Restate the rows starting with the line with "y-tick-label: 16,000.00 [950,510,1004,524]" and going on through the line with "candle-body [727,145,735,151]", putting "candle-rect" wherever "candle-body" appears and leaving everything else as it is.

» **RECORDS**
************
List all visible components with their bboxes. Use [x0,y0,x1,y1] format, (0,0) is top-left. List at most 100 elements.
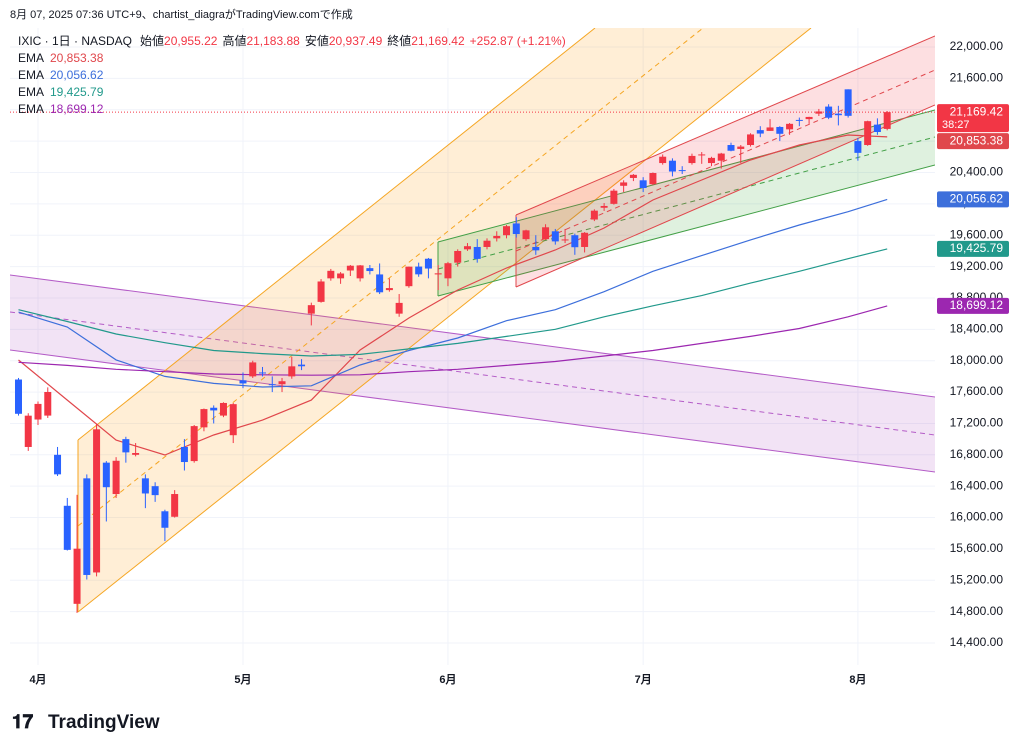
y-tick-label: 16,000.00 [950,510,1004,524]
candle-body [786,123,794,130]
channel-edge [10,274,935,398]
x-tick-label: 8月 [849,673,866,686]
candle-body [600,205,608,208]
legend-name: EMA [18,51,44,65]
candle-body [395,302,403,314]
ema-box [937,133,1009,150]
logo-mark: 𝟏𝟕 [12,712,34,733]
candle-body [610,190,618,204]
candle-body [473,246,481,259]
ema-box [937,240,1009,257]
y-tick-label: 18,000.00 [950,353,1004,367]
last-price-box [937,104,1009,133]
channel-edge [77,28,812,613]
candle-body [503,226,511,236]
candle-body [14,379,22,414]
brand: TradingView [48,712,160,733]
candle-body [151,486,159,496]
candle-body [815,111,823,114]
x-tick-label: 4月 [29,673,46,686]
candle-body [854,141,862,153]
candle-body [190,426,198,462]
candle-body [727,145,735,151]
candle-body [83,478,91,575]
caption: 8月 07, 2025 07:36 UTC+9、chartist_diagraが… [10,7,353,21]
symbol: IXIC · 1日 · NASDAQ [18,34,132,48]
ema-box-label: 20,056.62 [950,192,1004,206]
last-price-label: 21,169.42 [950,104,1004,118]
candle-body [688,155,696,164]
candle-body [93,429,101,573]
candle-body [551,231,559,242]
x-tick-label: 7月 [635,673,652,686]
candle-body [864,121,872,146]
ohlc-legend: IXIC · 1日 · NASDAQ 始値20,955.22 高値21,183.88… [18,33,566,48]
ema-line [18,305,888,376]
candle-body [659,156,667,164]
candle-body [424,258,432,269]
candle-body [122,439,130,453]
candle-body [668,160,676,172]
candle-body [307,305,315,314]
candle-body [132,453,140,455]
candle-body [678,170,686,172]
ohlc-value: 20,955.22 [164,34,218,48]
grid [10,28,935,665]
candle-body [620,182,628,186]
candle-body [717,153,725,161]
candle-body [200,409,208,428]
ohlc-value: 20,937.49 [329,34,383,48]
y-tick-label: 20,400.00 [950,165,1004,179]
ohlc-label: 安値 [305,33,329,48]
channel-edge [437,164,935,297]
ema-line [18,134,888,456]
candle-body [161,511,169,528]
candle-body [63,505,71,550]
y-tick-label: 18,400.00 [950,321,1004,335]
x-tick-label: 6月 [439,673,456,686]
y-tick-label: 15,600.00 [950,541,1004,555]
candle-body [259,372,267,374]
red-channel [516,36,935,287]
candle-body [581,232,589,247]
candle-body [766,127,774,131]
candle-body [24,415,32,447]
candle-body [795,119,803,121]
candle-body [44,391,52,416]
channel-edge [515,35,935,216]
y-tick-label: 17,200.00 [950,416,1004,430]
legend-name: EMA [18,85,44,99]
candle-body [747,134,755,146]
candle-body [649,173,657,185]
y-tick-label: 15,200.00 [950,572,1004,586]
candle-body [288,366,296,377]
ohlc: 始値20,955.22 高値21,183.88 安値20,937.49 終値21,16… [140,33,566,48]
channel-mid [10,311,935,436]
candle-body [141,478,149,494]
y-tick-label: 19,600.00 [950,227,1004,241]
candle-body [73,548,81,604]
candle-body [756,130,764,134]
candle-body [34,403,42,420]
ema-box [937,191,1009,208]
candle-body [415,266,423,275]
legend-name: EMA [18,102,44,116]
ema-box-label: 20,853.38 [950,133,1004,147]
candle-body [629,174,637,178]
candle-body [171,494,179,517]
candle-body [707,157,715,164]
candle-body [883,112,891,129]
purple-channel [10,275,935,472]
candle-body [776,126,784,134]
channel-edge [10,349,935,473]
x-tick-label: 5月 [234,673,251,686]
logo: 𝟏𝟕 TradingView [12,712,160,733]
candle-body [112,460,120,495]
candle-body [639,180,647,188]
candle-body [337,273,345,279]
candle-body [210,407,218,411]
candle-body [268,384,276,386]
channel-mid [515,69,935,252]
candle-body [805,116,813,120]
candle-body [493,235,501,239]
************
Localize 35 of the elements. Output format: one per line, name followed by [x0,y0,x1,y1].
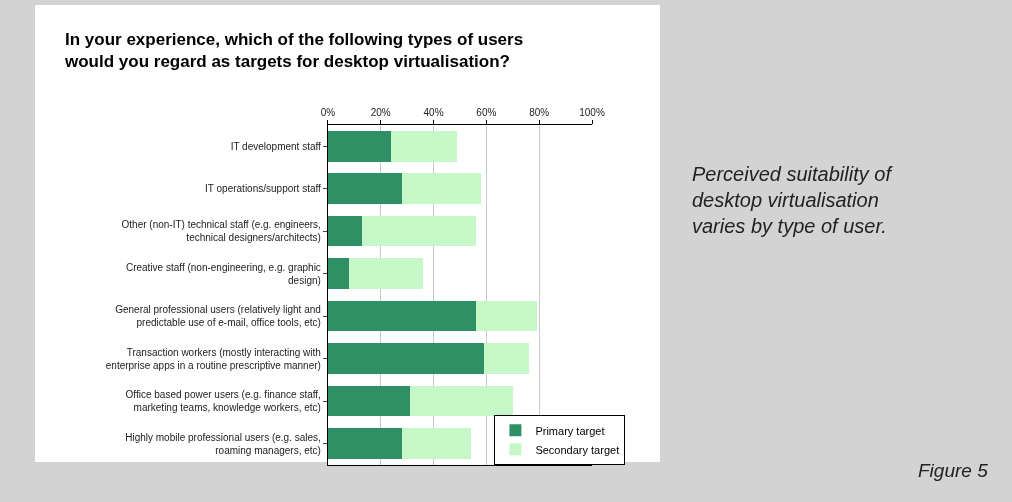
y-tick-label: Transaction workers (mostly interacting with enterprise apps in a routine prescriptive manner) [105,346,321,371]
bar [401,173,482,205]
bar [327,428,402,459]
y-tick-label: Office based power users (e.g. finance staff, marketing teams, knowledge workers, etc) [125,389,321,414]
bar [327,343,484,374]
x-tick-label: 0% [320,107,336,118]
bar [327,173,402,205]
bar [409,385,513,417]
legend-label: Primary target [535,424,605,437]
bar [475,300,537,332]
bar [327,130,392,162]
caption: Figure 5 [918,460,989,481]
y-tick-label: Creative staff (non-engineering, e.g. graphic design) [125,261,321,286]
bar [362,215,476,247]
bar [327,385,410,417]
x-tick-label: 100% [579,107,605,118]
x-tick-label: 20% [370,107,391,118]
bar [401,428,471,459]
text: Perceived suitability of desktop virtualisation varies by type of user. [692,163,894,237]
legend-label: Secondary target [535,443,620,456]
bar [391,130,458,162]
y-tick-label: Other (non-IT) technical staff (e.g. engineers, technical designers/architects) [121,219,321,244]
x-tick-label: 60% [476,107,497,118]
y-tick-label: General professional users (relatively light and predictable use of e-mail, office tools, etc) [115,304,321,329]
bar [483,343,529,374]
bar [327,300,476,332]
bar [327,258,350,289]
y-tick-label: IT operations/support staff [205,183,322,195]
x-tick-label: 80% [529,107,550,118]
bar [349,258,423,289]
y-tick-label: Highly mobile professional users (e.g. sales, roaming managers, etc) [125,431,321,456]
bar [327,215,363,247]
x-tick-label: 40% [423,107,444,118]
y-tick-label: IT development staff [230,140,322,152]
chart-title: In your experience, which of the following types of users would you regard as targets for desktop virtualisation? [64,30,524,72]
************
» **FULL ANSWER**
y-tick-label: 16,000.00 [950,510,1004,524]
candle-rect [786,123,794,130]
channel-edge [10,274,935,398]
x-tick-label: 8月 [849,673,866,686]
candle-rect [600,205,608,208]
legend-name: EMA [18,51,44,65]
candle-rect [395,302,403,314]
ema-box [937,133,1009,150]
logo-mark: 𝟏𝟕 [12,712,34,733]
candle-rect [610,190,618,204]
candle-rect [473,246,481,259]
ema-box [937,240,1009,257]
y-tick-label: 18,000.00 [950,353,1004,367]
last-price-box [937,104,1009,133]
channel-edge [77,28,812,613]
candle-rect [503,226,511,236]
candle-rect [14,379,22,414]
brand: TradingView [48,712,160,733]
candle-rect [151,486,159,496]
candle-rect [815,111,823,114]
x-tick-label: 4月 [29,673,46,686]
candle-rect [854,141,862,153]
candle-rect [190,426,198,462]
candle-rect [727,145,735,151]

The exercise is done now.